[Figure data in JSON]
==*==
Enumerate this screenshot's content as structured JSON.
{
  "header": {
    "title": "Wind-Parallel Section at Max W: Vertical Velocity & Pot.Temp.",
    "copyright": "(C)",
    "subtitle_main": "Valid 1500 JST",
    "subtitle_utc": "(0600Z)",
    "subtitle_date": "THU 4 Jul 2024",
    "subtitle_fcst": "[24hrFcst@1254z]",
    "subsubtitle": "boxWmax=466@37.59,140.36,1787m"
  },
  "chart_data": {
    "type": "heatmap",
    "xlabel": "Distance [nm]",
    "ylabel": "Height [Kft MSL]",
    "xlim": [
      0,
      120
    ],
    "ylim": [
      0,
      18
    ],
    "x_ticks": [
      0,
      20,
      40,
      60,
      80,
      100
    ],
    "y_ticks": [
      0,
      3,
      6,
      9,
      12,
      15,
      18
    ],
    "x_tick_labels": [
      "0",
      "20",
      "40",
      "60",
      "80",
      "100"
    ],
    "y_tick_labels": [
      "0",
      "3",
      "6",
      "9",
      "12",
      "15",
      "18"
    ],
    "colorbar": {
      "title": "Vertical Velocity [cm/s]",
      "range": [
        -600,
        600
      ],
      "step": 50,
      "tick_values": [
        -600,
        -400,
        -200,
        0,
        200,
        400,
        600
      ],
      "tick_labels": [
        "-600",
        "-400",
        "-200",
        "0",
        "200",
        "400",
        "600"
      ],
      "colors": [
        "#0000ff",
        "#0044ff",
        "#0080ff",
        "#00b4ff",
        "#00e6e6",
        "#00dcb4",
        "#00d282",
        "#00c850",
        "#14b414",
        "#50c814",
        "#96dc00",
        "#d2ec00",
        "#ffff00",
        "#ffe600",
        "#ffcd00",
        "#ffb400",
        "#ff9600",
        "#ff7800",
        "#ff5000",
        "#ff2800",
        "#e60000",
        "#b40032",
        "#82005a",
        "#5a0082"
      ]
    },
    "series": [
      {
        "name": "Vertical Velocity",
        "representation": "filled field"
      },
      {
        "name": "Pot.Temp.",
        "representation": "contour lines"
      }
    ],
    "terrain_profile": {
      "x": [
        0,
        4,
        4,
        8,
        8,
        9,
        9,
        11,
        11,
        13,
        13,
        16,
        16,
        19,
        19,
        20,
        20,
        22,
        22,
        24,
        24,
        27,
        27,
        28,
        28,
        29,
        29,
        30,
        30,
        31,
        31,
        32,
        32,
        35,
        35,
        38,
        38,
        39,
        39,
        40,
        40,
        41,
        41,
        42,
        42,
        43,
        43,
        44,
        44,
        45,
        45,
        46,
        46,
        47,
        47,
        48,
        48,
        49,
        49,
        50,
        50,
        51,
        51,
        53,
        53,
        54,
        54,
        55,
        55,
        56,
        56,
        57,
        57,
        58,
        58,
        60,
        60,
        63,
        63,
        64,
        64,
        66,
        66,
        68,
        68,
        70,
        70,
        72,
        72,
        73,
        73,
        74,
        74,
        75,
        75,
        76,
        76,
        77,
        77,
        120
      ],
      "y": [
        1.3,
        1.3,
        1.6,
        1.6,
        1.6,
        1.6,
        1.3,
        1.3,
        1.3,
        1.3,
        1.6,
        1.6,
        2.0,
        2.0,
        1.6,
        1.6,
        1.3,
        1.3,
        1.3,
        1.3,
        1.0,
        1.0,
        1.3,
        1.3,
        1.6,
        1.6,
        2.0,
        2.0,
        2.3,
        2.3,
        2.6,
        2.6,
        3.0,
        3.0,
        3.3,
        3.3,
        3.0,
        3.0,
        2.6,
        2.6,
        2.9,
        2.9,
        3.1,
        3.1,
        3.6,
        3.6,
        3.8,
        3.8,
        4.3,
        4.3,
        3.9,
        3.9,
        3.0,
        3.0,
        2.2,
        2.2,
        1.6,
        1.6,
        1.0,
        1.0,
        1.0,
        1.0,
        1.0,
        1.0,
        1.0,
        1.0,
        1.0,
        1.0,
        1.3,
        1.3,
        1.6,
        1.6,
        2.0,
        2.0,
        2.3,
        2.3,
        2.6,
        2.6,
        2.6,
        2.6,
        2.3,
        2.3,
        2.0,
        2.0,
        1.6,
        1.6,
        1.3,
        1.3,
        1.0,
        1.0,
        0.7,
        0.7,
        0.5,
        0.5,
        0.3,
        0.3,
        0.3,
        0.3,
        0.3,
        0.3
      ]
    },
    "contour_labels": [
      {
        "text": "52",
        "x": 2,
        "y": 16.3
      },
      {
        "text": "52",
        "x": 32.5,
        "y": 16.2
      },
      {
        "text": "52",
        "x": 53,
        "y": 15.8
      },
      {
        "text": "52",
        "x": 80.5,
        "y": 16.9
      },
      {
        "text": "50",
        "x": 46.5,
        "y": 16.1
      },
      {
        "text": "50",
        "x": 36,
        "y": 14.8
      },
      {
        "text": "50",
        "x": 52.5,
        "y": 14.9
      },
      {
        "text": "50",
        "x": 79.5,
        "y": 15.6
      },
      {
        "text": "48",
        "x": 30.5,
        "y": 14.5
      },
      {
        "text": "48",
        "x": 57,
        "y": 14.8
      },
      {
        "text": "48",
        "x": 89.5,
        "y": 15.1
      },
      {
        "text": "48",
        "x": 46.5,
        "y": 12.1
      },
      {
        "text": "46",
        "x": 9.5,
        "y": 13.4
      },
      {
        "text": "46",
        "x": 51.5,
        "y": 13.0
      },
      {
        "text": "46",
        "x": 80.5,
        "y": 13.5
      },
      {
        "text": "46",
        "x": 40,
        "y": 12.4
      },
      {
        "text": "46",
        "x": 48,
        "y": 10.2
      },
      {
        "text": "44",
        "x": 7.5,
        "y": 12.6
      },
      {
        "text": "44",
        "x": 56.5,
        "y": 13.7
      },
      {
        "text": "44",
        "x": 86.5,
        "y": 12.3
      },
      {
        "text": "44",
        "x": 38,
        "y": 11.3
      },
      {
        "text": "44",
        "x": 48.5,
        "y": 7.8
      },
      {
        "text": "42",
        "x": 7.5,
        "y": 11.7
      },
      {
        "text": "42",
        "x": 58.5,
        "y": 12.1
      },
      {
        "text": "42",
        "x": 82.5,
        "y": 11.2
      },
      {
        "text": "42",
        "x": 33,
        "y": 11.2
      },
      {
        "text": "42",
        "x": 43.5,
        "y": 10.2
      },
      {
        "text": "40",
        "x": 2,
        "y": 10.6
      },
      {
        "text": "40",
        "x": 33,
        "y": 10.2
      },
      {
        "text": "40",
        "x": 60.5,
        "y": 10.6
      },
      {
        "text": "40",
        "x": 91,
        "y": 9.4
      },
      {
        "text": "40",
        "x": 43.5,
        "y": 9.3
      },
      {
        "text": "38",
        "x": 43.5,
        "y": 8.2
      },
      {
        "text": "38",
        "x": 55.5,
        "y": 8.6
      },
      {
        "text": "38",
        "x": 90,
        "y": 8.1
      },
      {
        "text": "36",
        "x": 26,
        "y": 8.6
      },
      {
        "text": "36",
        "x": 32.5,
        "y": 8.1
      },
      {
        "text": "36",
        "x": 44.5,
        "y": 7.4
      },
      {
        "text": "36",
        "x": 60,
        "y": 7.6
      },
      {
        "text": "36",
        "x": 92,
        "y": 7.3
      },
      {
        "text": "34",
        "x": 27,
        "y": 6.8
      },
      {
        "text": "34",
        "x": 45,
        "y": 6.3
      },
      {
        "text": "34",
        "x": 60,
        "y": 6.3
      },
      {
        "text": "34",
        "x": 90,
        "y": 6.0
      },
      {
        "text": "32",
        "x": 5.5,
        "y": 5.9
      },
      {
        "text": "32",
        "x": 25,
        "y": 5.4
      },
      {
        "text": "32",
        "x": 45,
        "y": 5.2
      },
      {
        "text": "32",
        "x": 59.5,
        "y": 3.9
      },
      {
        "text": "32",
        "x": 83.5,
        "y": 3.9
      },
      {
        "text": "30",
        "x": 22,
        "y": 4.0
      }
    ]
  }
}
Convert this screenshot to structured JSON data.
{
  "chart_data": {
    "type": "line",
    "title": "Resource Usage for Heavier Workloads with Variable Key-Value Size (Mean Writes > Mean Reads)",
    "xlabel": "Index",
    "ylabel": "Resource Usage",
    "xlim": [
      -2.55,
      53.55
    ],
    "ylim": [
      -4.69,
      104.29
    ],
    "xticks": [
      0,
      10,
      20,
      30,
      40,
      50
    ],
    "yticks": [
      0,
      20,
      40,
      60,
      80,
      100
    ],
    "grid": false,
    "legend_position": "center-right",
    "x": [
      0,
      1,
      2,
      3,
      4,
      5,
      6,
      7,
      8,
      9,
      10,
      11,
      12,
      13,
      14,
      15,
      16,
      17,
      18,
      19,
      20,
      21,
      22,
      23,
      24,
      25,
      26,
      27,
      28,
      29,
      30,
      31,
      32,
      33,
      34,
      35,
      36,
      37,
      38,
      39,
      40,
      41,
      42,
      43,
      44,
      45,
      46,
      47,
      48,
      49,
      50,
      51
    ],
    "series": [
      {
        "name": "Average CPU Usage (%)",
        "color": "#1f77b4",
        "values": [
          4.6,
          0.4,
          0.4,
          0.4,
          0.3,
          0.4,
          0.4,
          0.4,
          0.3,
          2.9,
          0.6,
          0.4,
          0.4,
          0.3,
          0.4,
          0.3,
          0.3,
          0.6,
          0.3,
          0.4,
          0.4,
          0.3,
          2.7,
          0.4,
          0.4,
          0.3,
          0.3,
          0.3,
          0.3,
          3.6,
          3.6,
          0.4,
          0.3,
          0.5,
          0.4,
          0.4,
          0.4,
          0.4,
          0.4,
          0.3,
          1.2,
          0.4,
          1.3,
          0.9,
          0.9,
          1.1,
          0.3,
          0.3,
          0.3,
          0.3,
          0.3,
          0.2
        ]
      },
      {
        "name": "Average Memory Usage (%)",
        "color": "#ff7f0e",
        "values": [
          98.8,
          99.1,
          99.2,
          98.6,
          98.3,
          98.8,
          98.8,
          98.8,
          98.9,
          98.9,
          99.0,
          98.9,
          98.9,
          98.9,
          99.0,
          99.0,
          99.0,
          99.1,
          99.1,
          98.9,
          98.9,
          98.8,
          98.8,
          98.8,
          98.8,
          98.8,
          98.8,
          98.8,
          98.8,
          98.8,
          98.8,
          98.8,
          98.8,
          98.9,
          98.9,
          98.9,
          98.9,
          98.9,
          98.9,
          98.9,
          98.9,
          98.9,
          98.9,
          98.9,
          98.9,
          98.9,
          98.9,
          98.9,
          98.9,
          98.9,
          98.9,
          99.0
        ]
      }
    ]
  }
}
==*==
» **Exercise directions**:
In the listing above, locate each line with "name" and copy it.

» **Solution**:
        "name": "Vertical Velocity",
        "name": "Pot.Temp.",
        "name": "Average CPU Usage (%)",
        "name": "Average Memory Usage (%)",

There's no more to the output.